# [What the exercise asks]
Search the material for the word "cplett" and copy each line that holds it.

Part of a data file
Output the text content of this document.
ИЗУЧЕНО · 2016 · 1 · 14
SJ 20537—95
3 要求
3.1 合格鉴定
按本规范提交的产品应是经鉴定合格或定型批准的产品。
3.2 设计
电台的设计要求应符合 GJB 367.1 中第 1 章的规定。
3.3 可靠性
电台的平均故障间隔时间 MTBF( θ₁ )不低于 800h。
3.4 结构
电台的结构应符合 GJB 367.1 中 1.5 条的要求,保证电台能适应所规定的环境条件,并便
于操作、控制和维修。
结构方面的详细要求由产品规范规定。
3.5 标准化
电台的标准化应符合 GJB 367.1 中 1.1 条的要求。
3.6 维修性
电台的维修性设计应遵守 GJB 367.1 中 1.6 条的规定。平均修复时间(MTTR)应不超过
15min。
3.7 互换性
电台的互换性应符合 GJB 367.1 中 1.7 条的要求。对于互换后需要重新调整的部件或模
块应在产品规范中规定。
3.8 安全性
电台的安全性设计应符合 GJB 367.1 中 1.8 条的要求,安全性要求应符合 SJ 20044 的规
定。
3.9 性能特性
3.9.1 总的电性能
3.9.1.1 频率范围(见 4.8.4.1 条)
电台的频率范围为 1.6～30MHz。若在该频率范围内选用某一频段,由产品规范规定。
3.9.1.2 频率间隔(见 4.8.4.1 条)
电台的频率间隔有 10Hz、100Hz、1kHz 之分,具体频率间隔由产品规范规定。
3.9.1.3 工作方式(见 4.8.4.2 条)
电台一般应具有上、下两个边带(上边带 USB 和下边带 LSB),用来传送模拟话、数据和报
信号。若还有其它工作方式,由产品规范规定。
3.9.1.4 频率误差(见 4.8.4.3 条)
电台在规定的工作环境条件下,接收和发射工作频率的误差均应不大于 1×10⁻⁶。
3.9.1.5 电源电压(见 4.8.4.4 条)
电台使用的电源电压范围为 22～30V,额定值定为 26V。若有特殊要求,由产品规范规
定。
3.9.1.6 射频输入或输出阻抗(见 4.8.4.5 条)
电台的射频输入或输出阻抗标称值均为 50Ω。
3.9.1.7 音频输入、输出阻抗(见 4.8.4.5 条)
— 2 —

* * *

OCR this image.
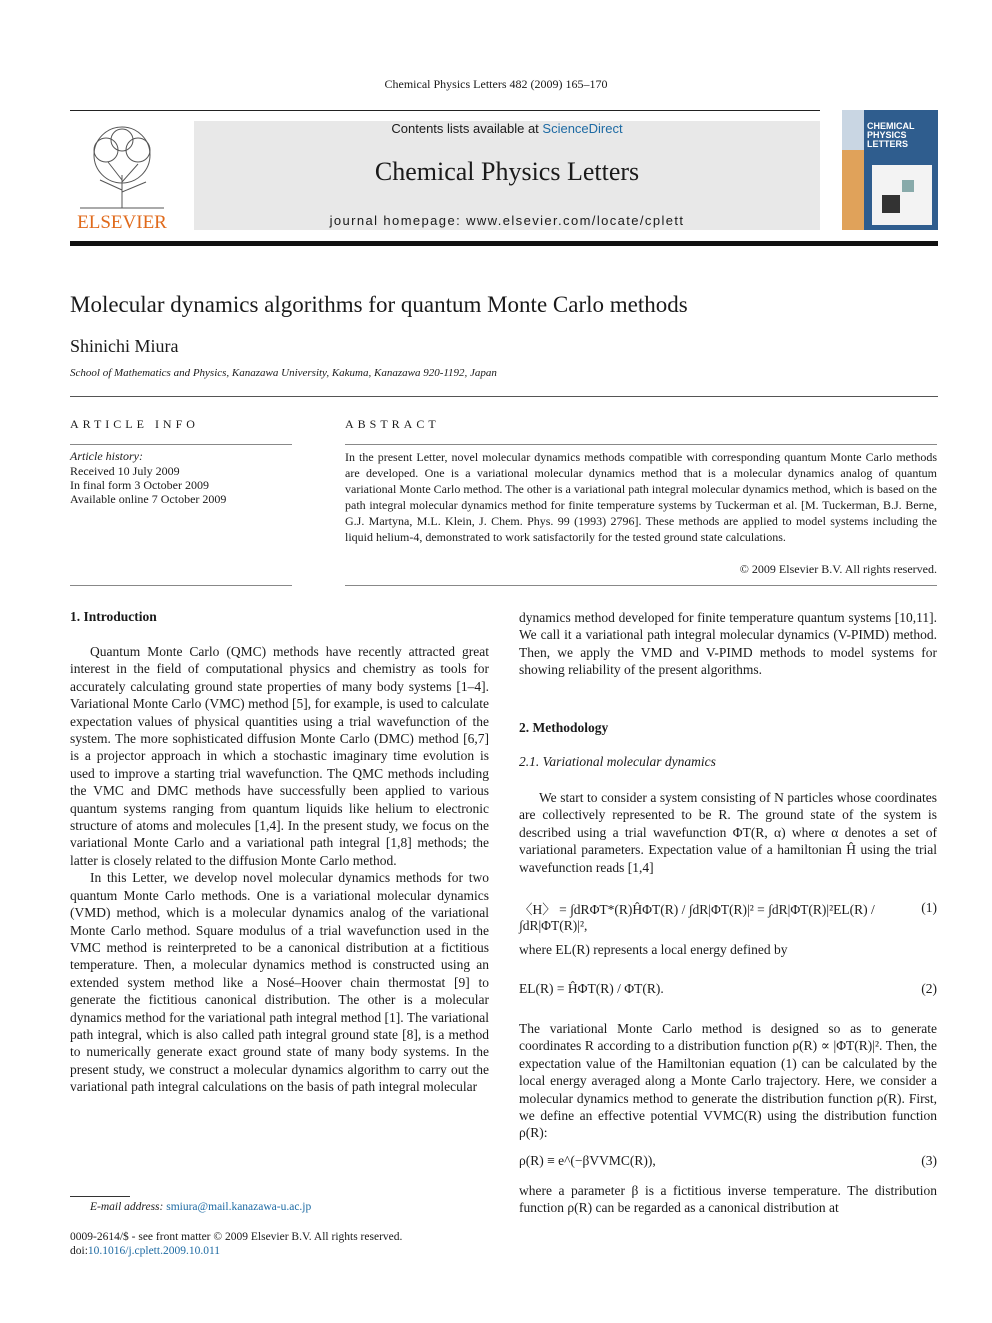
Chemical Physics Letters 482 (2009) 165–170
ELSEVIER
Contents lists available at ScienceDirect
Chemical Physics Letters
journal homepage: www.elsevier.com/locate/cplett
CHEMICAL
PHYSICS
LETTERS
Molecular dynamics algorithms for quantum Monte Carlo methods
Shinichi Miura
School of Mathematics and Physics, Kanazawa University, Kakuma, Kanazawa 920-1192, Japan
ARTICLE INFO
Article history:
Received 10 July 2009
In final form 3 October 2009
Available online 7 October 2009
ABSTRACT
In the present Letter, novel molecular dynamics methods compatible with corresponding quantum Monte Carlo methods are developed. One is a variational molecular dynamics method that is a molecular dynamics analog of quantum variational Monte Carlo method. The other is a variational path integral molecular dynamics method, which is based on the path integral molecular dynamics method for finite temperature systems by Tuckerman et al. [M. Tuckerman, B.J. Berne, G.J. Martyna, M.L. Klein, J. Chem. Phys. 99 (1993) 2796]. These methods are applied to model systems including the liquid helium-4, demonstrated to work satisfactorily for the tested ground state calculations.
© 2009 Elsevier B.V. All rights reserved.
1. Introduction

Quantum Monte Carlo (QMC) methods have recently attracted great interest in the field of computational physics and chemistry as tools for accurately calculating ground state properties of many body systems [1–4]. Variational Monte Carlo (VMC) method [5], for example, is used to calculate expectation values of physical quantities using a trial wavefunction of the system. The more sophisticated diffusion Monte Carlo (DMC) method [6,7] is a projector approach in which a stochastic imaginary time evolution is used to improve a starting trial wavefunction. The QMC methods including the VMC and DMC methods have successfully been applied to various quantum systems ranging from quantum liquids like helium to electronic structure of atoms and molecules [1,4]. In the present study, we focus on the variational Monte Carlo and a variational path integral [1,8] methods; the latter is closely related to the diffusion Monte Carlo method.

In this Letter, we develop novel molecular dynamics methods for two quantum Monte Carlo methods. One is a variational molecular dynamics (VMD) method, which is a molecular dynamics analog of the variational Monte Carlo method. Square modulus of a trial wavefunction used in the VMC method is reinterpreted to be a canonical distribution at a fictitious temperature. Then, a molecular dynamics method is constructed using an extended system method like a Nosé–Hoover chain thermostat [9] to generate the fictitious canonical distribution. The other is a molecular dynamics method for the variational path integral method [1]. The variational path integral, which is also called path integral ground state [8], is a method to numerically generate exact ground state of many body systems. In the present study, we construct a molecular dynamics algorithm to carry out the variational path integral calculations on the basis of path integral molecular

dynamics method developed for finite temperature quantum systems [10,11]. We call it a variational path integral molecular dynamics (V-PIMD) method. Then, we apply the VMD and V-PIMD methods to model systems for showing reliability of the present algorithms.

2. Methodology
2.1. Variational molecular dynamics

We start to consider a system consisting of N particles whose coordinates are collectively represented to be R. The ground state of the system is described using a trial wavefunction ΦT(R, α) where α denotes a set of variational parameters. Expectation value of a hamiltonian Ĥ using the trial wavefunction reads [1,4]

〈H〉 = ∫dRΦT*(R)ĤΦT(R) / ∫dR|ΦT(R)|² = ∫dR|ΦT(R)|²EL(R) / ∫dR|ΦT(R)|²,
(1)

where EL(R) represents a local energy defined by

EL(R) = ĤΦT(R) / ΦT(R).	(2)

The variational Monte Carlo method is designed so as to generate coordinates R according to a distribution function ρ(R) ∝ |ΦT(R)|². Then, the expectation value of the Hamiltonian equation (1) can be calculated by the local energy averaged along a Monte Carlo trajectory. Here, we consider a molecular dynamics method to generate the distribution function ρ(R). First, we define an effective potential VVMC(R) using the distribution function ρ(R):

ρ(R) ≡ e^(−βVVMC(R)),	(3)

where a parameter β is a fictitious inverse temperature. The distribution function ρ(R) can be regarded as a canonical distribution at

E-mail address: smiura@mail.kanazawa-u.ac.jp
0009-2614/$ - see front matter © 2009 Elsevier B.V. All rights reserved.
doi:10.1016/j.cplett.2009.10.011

# [Solved exercise]
journal homepage: www.elsevier.com/locate/cplett
doi:10.1016/j.cplett.2009.10.011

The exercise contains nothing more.